## [EXERCISE PROMPT]
Output all of the entries exactly as written.

********

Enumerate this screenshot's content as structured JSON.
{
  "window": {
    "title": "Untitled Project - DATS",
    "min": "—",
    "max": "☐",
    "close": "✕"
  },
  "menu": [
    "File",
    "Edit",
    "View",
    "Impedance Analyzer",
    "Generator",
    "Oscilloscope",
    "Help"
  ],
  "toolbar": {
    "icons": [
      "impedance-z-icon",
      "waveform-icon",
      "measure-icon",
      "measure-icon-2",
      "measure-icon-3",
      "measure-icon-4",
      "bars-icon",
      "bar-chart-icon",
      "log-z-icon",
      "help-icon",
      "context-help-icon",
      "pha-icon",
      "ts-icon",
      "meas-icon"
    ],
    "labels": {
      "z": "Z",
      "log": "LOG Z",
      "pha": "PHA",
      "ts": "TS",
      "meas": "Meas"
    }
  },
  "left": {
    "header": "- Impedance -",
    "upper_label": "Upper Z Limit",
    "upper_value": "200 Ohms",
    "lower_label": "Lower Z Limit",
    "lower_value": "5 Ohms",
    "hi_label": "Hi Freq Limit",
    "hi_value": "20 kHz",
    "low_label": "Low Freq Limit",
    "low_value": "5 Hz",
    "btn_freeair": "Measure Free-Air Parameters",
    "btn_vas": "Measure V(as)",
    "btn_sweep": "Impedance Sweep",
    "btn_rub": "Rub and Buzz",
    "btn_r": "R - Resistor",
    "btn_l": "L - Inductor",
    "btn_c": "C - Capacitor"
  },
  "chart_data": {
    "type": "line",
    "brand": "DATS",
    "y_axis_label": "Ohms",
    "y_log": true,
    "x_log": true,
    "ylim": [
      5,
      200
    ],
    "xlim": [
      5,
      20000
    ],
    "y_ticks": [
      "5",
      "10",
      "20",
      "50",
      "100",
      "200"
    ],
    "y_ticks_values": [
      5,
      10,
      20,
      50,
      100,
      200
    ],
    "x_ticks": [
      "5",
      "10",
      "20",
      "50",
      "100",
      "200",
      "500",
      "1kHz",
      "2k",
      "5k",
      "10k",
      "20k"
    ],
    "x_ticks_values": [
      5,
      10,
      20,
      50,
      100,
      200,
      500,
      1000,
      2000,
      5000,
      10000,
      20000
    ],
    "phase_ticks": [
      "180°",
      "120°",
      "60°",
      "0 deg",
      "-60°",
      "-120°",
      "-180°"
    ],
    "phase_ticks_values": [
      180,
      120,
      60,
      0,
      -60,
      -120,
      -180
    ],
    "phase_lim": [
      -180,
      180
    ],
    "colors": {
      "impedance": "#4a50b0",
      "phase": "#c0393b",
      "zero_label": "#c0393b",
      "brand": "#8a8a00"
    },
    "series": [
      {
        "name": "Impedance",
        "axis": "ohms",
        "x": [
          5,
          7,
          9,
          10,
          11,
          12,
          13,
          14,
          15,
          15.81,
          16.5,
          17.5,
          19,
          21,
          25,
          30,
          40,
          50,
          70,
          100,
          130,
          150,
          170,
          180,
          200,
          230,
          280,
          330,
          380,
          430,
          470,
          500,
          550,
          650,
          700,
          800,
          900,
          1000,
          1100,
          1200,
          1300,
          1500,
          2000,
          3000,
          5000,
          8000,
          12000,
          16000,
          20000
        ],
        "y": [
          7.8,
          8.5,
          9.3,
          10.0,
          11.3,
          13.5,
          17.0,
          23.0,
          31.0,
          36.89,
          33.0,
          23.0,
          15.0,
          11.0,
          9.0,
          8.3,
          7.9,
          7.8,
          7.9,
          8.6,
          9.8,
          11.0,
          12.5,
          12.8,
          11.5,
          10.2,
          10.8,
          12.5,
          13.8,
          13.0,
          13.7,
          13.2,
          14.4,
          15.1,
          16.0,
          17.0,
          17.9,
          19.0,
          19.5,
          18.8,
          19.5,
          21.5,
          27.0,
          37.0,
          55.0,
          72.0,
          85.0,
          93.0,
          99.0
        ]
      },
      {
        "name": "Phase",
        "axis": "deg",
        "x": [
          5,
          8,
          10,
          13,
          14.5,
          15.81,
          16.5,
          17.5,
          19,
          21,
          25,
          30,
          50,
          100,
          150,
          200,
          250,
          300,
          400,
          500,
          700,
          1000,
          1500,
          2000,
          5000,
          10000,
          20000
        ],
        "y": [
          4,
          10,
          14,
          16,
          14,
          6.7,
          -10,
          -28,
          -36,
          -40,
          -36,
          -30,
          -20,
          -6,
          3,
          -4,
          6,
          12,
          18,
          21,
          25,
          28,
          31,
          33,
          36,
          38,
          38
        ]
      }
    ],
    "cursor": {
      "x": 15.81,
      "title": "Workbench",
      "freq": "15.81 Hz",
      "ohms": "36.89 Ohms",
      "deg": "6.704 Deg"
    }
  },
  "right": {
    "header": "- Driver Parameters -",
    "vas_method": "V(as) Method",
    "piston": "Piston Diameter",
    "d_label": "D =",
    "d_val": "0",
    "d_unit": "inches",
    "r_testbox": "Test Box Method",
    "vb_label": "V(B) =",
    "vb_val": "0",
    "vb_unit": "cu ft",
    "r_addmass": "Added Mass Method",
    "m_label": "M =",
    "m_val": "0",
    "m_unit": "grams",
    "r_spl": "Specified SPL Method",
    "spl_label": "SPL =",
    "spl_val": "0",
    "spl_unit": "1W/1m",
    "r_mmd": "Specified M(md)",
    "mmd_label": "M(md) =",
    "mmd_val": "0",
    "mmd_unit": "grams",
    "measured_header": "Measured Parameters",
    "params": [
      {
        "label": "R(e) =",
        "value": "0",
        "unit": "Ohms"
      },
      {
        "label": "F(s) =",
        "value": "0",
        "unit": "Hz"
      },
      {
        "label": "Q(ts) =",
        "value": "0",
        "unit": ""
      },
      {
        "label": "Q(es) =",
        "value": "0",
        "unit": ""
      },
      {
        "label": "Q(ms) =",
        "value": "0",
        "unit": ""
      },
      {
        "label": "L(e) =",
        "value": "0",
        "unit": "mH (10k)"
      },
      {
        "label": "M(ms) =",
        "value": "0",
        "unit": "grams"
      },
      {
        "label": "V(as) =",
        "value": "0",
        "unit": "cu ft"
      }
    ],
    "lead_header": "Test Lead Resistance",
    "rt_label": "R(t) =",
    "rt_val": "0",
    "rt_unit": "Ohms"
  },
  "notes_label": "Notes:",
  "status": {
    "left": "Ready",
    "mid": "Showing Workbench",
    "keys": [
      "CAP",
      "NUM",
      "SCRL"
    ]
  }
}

********

## [COMPLETE OUTPUT]
Enumerate this screenshot's content as structured JSON.
{
  "window": {
    "title": "Untitled Project - DATS",
    "min": "—",
    "max": "☐",
    "close": "✕"
  },
  "menu": [
    "File",
    "Edit",
    "View",
    "Impedance Analyzer",
    "Generator",
    "Oscilloscope",
    "Help"
  ],
  "toolbar": {
    "icons": [
      "impedance-z-icon",
      "waveform-icon",
      "measure-icon",
      "measure-icon-2",
      "measure-icon-3",
      "measure-icon-4",
      "bars-icon",
      "bar-chart-icon",
      "log-z-icon",
      "help-icon",
      "context-help-icon",
      "pha-icon",
      "ts-icon",
      "meas-icon"
    ],
    "labels": {
      "z": "Z",
      "log": "LOG Z",
      "pha": "PHA",
      "ts": "TS",
      "meas": "Meas"
    }
  },
  "left": {
    "header": "- Impedance -",
    "upper_label": "Upper Z Limit",
    "upper_value": "200 Ohms",
    "lower_label": "Lower Z Limit",
    "lower_value": "5 Ohms",
    "hi_label": "Hi Freq Limit",
    "hi_value": "20 kHz",
    "low_label": "Low Freq Limit",
    "low_value": "5 Hz",
    "btn_freeair": "Measure Free-Air Parameters",
    "btn_vas": "Measure V(as)",
    "btn_sweep": "Impedance Sweep",
    "btn_rub": "Rub and Buzz",
    "btn_r": "R - Resistor",
    "btn_l": "L - Inductor",
    "btn_c": "C - Capacitor"
  },
  "chart_data": {
    "type": "line",
    "brand": "DATS",
    "y_axis_label": "Ohms",
    "y_log": true,
    "x_log": true,
    "ylim": [
      5,
      200
    ],
    "xlim": [
      5,
      20000
    ],
    "y_ticks": [
      "5",
      "10",
      "20",
      "50",
      "100",
      "200"
    ],
    "y_ticks_values": [
      5,
      10,
      20,
      50,
      100,
      200
    ],
    "x_ticks": [
      "5",
      "10",
      "20",
      "50",
      "100",
      "200",
      "500",
      "1kHz",
      "2k",
      "5k",
      "10k",
      "20k"
    ],
    "x_ticks_values": [
      5,
      10,
      20,
      50,
      100,
      200,
      500,
      1000,
      2000,
      5000,
      10000,
      20000
    ],
    "phase_ticks": [
      "180°",
      "120°",
      "60°",
      "0 deg",
      "-60°",
      "-120°",
      "-180°"
    ],
    "phase_ticks_values": [
      180,
      120,
      60,
      0,
      -60,
      -120,
      -180
    ],
    "phase_lim": [
      -180,
      180
    ],
    "colors": {
      "impedance": "#4a50b0",
      "phase": "#c0393b",
      "zero_label": "#c0393b",
      "brand": "#8a8a00"
    },
    "series": [
      {
        "name": "Impedance",
        "axis": "ohms",
        "x": [
          5,
          7,
          9,
          10,
          11,
          12,
          13,
          14,
          15,
          15.81,
          16.5,
          17.5,
          19,
          21,
          25,
          30,
          40,
          50,
          70,
          100,
          130,
          150,
          170,
          180,
          200,
          230,
          280,
          330,
          380,
          430,
          470,
          500,
          550,
          650,
          700,
          800,
          900,
          1000,
          1100,
          1200,
          1300,
          1500,
          2000,
          3000,
          5000,
          8000,
          12000,
          16000,
          20000
        ],
        "y": [
          7.8,
          8.5,
          9.3,
          10.0,
          11.3,
          13.5,
          17.0,
          23.0,
          31.0,
          36.89,
          33.0,
          23.0,
          15.0,
          11.0,
          9.0,
          8.3,
          7.9,
          7.8,
          7.9,
          8.6,
          9.8,
          11.0,
          12.5,
          12.8,
          11.5,
          10.2,
          10.8,
          12.5,
          13.8,
          13.0,
          13.7,
          13.2,
          14.4,
          15.1,
          16.0,
          17.0,
          17.9,
          19.0,
          19.5,
          18.8,
          19.5,
          21.5,
          27.0,
          37.0,
          55.0,
          72.0,
          85.0,
          93.0,
          99.0
        ]
      },
      {
        "name": "Phase",
        "axis": "deg",
        "x": [
          5,
          8,
          10,
          13,
          14.5,
          15.81,
          16.5,
          17.5,
          19,
          21,
          25,
          30,
          50,
          100,
          150,
          200,
          250,
          300,
          400,
          500,
          700,
          1000,
          1500,
          2000,
          5000,
          10000,
          20000
        ],
        "y": [
          4,
          10,
          14,
          16,
          14,
          6.7,
          -10,
          -28,
          -36,
          -40,
          -36,
          -30,
          -20,
          -6,
          3,
          -4,
          6,
          12,
          18,
          21,
          25,
          28,
          31,
          33,
          36,
          38,
          38
        ]
      }
    ],
    "cursor": {
      "x": 15.81,
      "title": "Workbench",
      "freq": "15.81 Hz",
      "ohms": "36.89 Ohms",
      "deg": "6.704 Deg"
    }
  },
  "right": {
    "header": "- Driver Parameters -",
    "vas_method": "V(as) Method",
    "piston": "Piston Diameter",
    "d_label": "D =",
    "d_val": "0",
    "d_unit": "inches",
    "r_testbox": "Test Box Method",
    "vb_label": "V(B) =",
    "vb_val": "0",
    "vb_unit": "cu ft",
    "r_addmass": "Added Mass Method",
    "m_label": "M =",
    "m_val": "0",
    "m_unit": "grams",
    "r_spl": "Specified SPL Method",
    "spl_label": "SPL =",
    "spl_val": "0",
    "spl_unit": "1W/1m",
    "r_mmd": "Specified M(md)",
    "mmd_label": "M(md) =",
    "mmd_val": "0",
    "mmd_unit": "grams",
    "measured_header": "Measured Parameters",
    "params": [
      {
        "label": "R(e) =",
        "value": "0",
        "unit": "Ohms"
      },
      {
        "label": "F(s) =",
        "value": "0",
        "unit": "Hz"
      },
      {
        "label": "Q(ts) =",
        "value": "0",
        "unit": ""
      },
      {
        "label": "Q(es) =",
        "value": "0",
        "unit": ""
      },
      {
        "label": "Q(ms) =",
        "value": "0",
        "unit": ""
      },
      {
        "label": "L(e) =",
        "value": "0",
        "unit": "mH (10k)"
      },
      {
        "label": "M(ms) =",
        "value": "0",
        "unit": "grams"
      },
      {
        "label": "V(as) =",
        "value": "0",
        "unit": "cu ft"
      }
    ],
    "lead_header": "Test Lead Resistance",
    "rt_label": "R(t) =",
    "rt_val": "0",
    "rt_unit": "Ohms"
  },
  "notes_label": "Notes:",
  "status": {
    "left": "Ready",
    "mid": "Showing Workbench",
    "keys": [
      "CAP",
      "NUM",
      "SCRL"
    ]
  }
}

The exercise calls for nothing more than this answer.